■ Provided passage
::::::
April 4, 2004
Submitted by PurpleCow on Sun, 04/04/2004 - 7:32pm. Bizarre
"My heads. I have three."
~A guy at SALT. Who knows what he was thinking?
April 2, 2004
Submitted by PurpleCow on Sat, 04/03/2004 - 3:24pm. Funny
"If I were to propose again, I would get down on one knee. And I would propose in a special place."
"Like on HER knee?"
~My dad and younger sister, discussing my dad's proposal to my mom
April 2, 2004
Submitted by PurpleCow on Fri, 04/02/2004 - 4:54pm. Funny
"Now, you just sit down there, and let's chat."
~My four-year-old brother to my two-year-old brother.
March 31, 2004
Submitted by PurpleCow on Thu, 04/01/2004 - 12:03pm. Um...
"I think I feel a boob coming on."
~A guy at drama, who had been touching his chest. I don't even want to know what was running through his mind.
March 28, 2004
Submitted by PurpleCow on Tue, 03/30/2004 - 8:29pm. Tragic
"So she calls me up and is like, 'I hit myself on the head with a can last night!'"
"I should do that. My head is invincible, you know."
~Two girls in the van, discussing who knows what
March 28, 2004
Submitted by PurpleCow on Tue, 03/30/2004 - 5:09pm. Funny
"I have to demonstrate the comfy butt-chairs!"
::::::
■ Data for review
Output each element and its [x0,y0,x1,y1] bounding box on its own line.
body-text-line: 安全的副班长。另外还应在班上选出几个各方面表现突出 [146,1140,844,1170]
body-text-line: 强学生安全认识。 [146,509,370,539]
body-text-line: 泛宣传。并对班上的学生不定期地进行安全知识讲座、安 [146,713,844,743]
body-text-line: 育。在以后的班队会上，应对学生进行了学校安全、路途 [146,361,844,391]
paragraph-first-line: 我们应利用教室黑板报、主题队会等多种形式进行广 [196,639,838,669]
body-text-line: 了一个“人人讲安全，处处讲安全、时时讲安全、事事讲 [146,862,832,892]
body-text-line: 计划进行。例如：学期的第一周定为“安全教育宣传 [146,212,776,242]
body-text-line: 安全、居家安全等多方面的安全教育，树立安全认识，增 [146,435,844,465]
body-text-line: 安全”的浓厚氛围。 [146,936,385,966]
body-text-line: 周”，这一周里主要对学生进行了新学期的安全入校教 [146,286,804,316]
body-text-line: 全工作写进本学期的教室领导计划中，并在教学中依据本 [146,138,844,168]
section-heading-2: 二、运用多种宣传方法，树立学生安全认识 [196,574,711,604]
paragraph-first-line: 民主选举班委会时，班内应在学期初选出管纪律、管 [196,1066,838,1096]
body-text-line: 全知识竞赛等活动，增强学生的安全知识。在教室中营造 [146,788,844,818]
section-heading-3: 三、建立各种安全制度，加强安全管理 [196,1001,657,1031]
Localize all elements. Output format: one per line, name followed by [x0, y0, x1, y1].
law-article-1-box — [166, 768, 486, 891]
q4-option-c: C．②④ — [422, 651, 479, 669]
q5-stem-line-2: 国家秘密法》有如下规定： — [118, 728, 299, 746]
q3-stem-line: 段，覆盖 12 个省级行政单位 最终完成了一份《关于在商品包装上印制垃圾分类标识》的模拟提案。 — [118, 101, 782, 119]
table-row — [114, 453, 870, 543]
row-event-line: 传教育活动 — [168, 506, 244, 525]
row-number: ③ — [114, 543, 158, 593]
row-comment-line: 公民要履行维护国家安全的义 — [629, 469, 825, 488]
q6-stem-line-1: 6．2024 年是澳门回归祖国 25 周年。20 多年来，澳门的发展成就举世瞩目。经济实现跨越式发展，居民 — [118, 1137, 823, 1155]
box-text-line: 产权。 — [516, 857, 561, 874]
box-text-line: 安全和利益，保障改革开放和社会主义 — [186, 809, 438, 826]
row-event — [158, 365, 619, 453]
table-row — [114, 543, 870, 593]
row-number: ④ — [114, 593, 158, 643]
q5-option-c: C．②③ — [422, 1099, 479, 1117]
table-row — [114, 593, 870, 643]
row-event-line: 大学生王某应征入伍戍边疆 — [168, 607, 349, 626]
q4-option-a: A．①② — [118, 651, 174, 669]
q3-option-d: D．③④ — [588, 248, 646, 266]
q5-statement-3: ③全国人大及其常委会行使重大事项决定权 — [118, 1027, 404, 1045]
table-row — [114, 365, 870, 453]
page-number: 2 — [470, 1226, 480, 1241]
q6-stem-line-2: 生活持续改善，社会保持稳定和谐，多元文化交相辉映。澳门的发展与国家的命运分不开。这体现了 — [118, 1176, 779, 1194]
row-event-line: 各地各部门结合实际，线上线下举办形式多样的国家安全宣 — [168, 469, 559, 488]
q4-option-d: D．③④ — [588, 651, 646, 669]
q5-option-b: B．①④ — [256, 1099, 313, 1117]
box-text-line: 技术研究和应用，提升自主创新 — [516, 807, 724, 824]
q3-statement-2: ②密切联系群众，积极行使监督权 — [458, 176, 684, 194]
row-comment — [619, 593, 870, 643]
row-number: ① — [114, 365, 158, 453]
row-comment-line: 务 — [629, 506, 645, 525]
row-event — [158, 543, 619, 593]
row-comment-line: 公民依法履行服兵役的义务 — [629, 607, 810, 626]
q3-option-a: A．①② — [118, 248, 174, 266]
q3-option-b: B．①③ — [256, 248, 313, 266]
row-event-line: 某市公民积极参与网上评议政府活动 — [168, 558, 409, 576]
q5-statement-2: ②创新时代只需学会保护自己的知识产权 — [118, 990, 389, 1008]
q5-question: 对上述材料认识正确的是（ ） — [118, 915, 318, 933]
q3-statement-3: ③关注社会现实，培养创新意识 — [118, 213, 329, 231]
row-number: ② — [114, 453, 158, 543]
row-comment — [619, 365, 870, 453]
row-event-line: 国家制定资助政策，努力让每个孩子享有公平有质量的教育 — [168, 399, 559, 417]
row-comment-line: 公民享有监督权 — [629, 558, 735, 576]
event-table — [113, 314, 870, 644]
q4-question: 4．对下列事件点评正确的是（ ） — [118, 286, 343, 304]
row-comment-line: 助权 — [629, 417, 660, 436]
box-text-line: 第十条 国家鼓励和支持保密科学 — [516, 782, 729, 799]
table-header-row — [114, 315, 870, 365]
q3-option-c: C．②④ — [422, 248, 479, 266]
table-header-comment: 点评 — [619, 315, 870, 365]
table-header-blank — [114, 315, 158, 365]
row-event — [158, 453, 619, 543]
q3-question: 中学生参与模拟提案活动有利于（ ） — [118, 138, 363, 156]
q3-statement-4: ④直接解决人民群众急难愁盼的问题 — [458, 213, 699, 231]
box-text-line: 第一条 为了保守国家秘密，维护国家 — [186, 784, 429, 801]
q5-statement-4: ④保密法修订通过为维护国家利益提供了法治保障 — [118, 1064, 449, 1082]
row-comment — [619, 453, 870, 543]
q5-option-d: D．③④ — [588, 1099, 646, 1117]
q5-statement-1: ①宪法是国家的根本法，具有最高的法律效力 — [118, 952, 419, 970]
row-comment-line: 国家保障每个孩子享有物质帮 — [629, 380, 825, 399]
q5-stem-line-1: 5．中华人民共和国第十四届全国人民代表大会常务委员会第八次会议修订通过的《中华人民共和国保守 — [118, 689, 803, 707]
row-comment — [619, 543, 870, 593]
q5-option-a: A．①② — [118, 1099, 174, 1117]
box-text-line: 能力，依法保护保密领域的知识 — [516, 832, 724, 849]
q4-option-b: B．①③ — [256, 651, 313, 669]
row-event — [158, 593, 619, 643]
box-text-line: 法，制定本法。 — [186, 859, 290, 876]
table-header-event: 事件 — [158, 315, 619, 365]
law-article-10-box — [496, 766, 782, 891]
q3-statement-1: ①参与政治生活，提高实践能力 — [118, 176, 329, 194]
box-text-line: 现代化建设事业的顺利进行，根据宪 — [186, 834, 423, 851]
::::::
■ Tasks to perform
A) Return the section of the quotation log between "April 4, 2004" and "my two-year-old brother.", inclusive, copied verbatim.
B) Resume the quotation log at the point where it stops.

■ Answers per task
A)
April 4, 2004
Submitted by PurpleCow on Sun, 04/04/2004 - 7:32pm. Bizarre
"My heads. I have three."
~A guy at SALT. Who knows what he was thinking?
April 2, 2004
Submitted by PurpleCow on Sat, 04/03/2004 - 3:24pm. Funny
"If I were to propose again, I would get down on one knee. And I would propose in a special place."
"Like on HER knee?"
~My dad and younger sister, discussing my dad's proposal to my mom
April 2, 2004
Submitted by PurpleCow on Fri, 04/02/2004 - 4:54pm. Funny
"Now, you just sit down there, and let's chat."
~My four-year-old brother to my two-year-old brother.

B)
~A girl in SALT, rushing to show people how to sit in these new chairs we got
March 28, 2004
Submitted by PurpleCow on Tue, 03/30/2004 - 10:53am. Beautiful
"I can sew. I think."
~A guy in SALT, offering to make slip covers for couches
March 28, 2004
Submitted by PurpleCow on Tue, 03/30/2004 - 10:14am. Um...
"There's a BEAR coming!"
~My nine-year-old sister, running, panicked, through the room. There is NOT likely to be a bear in the middle of this Illinois town...
March 28, 2004
Submitted by PurpleCow on Sun, 03/28/2004 - 12:52pm. Beautiful
"I sit there petrified that all I have heard about this movie was wrong and that the characters are suddenly going to grab bloody axes and run around screaming 'Blood! Guts! Murder! Yeah! Fun!' and that feeling of forboding is not very conducive to liking a movie."
~A girl on why she doesn't like movies the first time through
March 28, 2004
Submitted by PurpleCow on Sun, 03/28/2004 - 11:03am. Funny
"Look at how fat my fingers are."
"Why are your fingers fat?"
"Water retention."
"Why are you retaining water? Are you pregnant?"
"Hey, hey, hey, guys, stop. That's how rumors start. By this time next week, you'll be pregnant."
"Oh, great, now you're just going to go out and do it anyway."
~Three girls in Sunday school (one of them a leader).